§ PROBLEM DESCRIPTION
Write out each entry again. Keep every word exactly as it is.

§ DATA PROVIDED
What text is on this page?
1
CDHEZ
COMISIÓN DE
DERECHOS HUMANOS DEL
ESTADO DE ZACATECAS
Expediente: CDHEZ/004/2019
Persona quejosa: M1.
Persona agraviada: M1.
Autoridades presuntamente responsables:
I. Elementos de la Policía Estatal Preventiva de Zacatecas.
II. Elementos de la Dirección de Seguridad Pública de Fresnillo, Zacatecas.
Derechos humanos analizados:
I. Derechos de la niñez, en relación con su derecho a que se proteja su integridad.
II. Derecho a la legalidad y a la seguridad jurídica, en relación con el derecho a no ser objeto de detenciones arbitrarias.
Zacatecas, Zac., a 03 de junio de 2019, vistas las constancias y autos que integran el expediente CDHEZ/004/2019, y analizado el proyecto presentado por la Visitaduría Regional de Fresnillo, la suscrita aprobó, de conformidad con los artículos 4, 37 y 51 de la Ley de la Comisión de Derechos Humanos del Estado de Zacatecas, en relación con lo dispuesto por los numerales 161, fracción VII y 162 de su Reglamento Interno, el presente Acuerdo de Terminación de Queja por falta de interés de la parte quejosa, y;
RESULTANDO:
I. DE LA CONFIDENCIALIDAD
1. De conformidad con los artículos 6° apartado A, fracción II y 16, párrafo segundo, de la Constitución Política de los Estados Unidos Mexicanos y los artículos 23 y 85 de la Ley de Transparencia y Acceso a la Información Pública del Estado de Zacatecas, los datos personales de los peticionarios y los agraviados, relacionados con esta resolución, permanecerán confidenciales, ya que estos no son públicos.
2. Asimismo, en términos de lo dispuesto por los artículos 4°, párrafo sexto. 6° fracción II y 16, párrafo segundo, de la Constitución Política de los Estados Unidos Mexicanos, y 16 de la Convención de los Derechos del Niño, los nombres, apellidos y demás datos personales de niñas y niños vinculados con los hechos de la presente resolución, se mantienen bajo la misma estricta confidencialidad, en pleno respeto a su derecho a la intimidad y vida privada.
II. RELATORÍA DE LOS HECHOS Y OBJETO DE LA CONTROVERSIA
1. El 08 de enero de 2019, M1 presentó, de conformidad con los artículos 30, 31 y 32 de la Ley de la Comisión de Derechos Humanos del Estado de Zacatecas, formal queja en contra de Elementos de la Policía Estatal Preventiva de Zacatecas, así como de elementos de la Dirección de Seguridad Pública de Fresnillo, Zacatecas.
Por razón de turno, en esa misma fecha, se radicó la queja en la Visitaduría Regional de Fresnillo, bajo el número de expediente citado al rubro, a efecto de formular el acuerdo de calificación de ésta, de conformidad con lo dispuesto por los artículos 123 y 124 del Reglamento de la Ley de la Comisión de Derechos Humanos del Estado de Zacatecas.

§ RESPONSE BELOW
What text is on this page?
1
CDHEZ
COMISIÓN DE
DERECHOS HUMANOS DEL
ESTADO DE ZACATECAS
Expediente: CDHEZ/004/2019
Persona quejosa: M1.
Persona agraviada: M1.
Autoridades presuntamente responsables:
I. Elementos de la Policía Estatal Preventiva de Zacatecas.
II. Elementos de la Dirección de Seguridad Pública de Fresnillo, Zacatecas.
Derechos humanos analizados:
I. Derechos de la niñez, en relación con su derecho a que se proteja su integridad.
II. Derecho a la legalidad y a la seguridad jurídica, en relación con el derecho a no ser objeto de detenciones arbitrarias.
Zacatecas, Zac., a 03 de junio de 2019, vistas las constancias y autos que integran el expediente CDHEZ/004/2019, y analizado el proyecto presentado por la Visitaduría Regional de Fresnillo, la suscrita aprobó, de conformidad con los artículos 4, 37 y 51 de la Ley de la Comisión de Derechos Humanos del Estado de Zacatecas, en relación con lo dispuesto por los numerales 161, fracción VII y 162 de su Reglamento Interno, el presente Acuerdo de Terminación de Queja por falta de interés de la parte quejosa, y;
RESULTANDO:
I. DE LA CONFIDENCIALIDAD
1. De conformidad con los artículos 6° apartado A, fracción II y 16, párrafo segundo, de la Constitución Política de los Estados Unidos Mexicanos y los artículos 23 y 85 de la Ley de Transparencia y Acceso a la Información Pública del Estado de Zacatecas, los datos personales de los peticionarios y los agraviados, relacionados con esta resolución, permanecerán confidenciales, ya que estos no son públicos.
2. Asimismo, en términos de lo dispuesto por los artículos 4°, párrafo sexto. 6° fracción II y 16, párrafo segundo, de la Constitución Política de los Estados Unidos Mexicanos, y 16 de la Convención de los Derechos del Niño, los nombres, apellidos y demás datos personales de niñas y niños vinculados con los hechos de la presente resolución, se mantienen bajo la misma estricta confidencialidad, en pleno respeto a su derecho a la intimidad y vida privada.
II. RELATORÍA DE LOS HECHOS Y OBJETO DE LA CONTROVERSIA
1. El 08 de enero de 2019, M1 presentó, de conformidad con los artículos 30, 31 y 32 de la Ley de la Comisión de Derechos Humanos del Estado de Zacatecas, formal queja en contra de Elementos de la Policía Estatal Preventiva de Zacatecas, así como de elementos de la Dirección de Seguridad Pública de Fresnillo, Zacatecas.
Por razón de turno, en esa misma fecha, se radicó la queja en la Visitaduría Regional de Fresnillo, bajo el número de expediente citado al rubro, a efecto de formular el acuerdo de calificación de ésta, de conformidad con lo dispuesto por los artículos 123 y 124 del Reglamento de la Ley de la Comisión de Derechos Humanos del Estado de Zacatecas.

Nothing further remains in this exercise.